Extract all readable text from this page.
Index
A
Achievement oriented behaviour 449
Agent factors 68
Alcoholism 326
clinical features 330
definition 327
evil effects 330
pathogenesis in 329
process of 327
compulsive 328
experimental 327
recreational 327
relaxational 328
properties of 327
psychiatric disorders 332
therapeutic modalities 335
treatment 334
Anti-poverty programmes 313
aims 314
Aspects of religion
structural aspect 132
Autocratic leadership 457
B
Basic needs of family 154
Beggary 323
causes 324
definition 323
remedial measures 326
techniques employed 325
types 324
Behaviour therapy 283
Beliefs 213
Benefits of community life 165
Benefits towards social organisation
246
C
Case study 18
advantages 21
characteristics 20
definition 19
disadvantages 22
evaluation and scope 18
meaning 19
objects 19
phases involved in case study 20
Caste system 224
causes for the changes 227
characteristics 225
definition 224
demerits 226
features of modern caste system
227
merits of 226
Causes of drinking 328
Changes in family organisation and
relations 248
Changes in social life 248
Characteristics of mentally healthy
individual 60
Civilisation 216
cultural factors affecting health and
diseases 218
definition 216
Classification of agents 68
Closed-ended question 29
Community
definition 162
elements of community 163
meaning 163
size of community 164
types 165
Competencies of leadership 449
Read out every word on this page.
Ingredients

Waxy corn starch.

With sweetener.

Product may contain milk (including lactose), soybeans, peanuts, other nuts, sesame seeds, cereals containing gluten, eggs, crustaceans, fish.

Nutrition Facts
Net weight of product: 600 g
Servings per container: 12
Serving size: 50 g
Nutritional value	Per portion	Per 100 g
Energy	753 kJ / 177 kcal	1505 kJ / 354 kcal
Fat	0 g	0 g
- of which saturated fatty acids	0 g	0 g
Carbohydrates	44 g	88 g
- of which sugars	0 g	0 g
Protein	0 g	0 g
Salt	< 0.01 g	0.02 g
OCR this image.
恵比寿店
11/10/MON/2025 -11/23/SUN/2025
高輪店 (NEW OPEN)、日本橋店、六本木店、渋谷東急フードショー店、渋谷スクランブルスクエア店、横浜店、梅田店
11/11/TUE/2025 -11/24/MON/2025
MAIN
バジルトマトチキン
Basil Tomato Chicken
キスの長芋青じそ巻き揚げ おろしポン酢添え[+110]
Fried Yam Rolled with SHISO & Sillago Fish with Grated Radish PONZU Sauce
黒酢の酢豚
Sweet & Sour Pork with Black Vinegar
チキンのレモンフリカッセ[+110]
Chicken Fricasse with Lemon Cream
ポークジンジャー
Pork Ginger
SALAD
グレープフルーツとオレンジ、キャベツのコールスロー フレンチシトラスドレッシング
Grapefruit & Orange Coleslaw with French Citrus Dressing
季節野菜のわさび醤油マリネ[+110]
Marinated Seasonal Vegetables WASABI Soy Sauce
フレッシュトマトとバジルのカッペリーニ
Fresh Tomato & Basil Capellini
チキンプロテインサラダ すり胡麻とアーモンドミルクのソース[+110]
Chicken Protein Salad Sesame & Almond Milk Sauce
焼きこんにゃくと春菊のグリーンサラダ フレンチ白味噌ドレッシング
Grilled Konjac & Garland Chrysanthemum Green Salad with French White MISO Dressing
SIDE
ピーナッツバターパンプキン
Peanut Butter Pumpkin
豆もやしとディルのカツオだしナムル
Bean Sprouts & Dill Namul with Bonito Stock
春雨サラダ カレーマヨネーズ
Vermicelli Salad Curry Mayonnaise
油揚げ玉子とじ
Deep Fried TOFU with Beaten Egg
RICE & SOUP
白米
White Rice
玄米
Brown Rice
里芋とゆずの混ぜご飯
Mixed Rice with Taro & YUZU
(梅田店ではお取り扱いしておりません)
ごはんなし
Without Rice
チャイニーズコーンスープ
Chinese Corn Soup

----------

ACTION ITEM:
The records above are to be repeated exactly, in their entirety.

SOLUTION TO THIS PROBLEM:
Extract all readable text from this page.
Index
A
Achievement oriented behaviour 449
Agent factors 68
Alcoholism 326
clinical features 330
definition 327
evil effects 330
pathogenesis in 329
process of 327
compulsive 328
experimental 327
recreational 327
relaxational 328
properties of 327
psychiatric disorders 332
therapeutic modalities 335
treatment 334
Anti-poverty programmes 313
aims 314
Aspects of religion
structural aspect 132
Autocratic leadership 457
B
Basic needs of family 154
Beggary 323
causes 324
definition 323
remedial measures 326
techniques employed 325
types 324
Behaviour therapy 283
Beliefs 213
Benefits of community life 165
Benefits towards social organisation
246
C
Case study 18
advantages 21
characteristics 20
definition 19
disadvantages 22
evaluation and scope 18
meaning 19
objects 19
phases involved in case study 20
Caste system 224
causes for the changes 227
characteristics 225
definition 224
demerits 226
features of modern caste system
227
merits of 226
Causes of drinking 328
Changes in family organisation and
relations 248
Changes in social life 248
Characteristics of mentally healthy
individual 60
Civilisation 216
cultural factors affecting health and
diseases 218
definition 216
Classification of agents 68
Closed-ended question 29
Community
definition 162
elements of community 163
meaning 163
size of community 164
types 165
Competencies of leadership 449
Read out every word on this page.
Ingredients

Waxy corn starch.

With sweetener.

Product may contain milk (including lactose), soybeans, peanuts, other nuts, sesame seeds, cereals containing gluten, eggs, crustaceans, fish.

Nutrition Facts
Net weight of product: 600 g
Servings per container: 12
Serving size: 50 g
Nutritional value	Per portion	Per 100 g
Energy	753 kJ / 177 kcal	1505 kJ / 354 kcal
Fat	0 g	0 g
- of which saturated fatty acids	0 g	0 g
Carbohydrates	44 g	88 g
- of which sugars	0 g	0 g
Protein	0 g	0 g
Salt	< 0.01 g	0.02 g
OCR this image.
恵比寿店
11/10/MON/2025 -11/23/SUN/2025
高輪店 (NEW OPEN)、日本橋店、六本木店、渋谷東急フードショー店、渋谷スクランブルスクエア店、横浜店、梅田店
11/11/TUE/2025 -11/24/MON/2025
MAIN
バジルトマトチキン
Basil Tomato Chicken
キスの長芋青じそ巻き揚げ おろしポン酢添え[+110]
Fried Yam Rolled with SHISO & Sillago Fish with Grated Radish PONZU Sauce
黒酢の酢豚
Sweet & Sour Pork with Black Vinegar
チキンのレモンフリカッセ[+110]
Chicken Fricasse with Lemon Cream
ポークジンジャー
Pork Ginger
SALAD
グレープフルーツとオレンジ、キャベツのコールスロー フレンチシトラスドレッシング
Grapefruit & Orange Coleslaw with French Citrus Dressing
季節野菜のわさび醤油マリネ[+110]
Marinated Seasonal Vegetables WASABI Soy Sauce
フレッシュトマトとバジルのカッペリーニ
Fresh Tomato & Basil Capellini
チキンプロテインサラダ すり胡麻とアーモンドミルクのソース[+110]
Chicken Protein Salad Sesame & Almond Milk Sauce
焼きこんにゃくと春菊のグリーンサラダ フレンチ白味噌ドレッシング
Grilled Konjac & Garland Chrysanthemum Green Salad with French White MISO Dressing
SIDE
ピーナッツバターパンプキン
Peanut Butter Pumpkin
豆もやしとディルのカツオだしナムル
Bean Sprouts & Dill Namul with Bonito Stock
春雨サラダ カレーマヨネーズ
Vermicelli Salad Curry Mayonnaise
油揚げ玉子とじ
Deep Fried TOFU with Beaten Egg
RICE & SOUP
白米
White Rice
玄米
Brown Rice
里芋とゆずの混ぜご飯
Mixed Rice with Taro & YUZU
(梅田店ではお取り扱いしておりません)
ごはんなし
Without Rice
チャイニーズコーンスープ
Chinese Corn Soup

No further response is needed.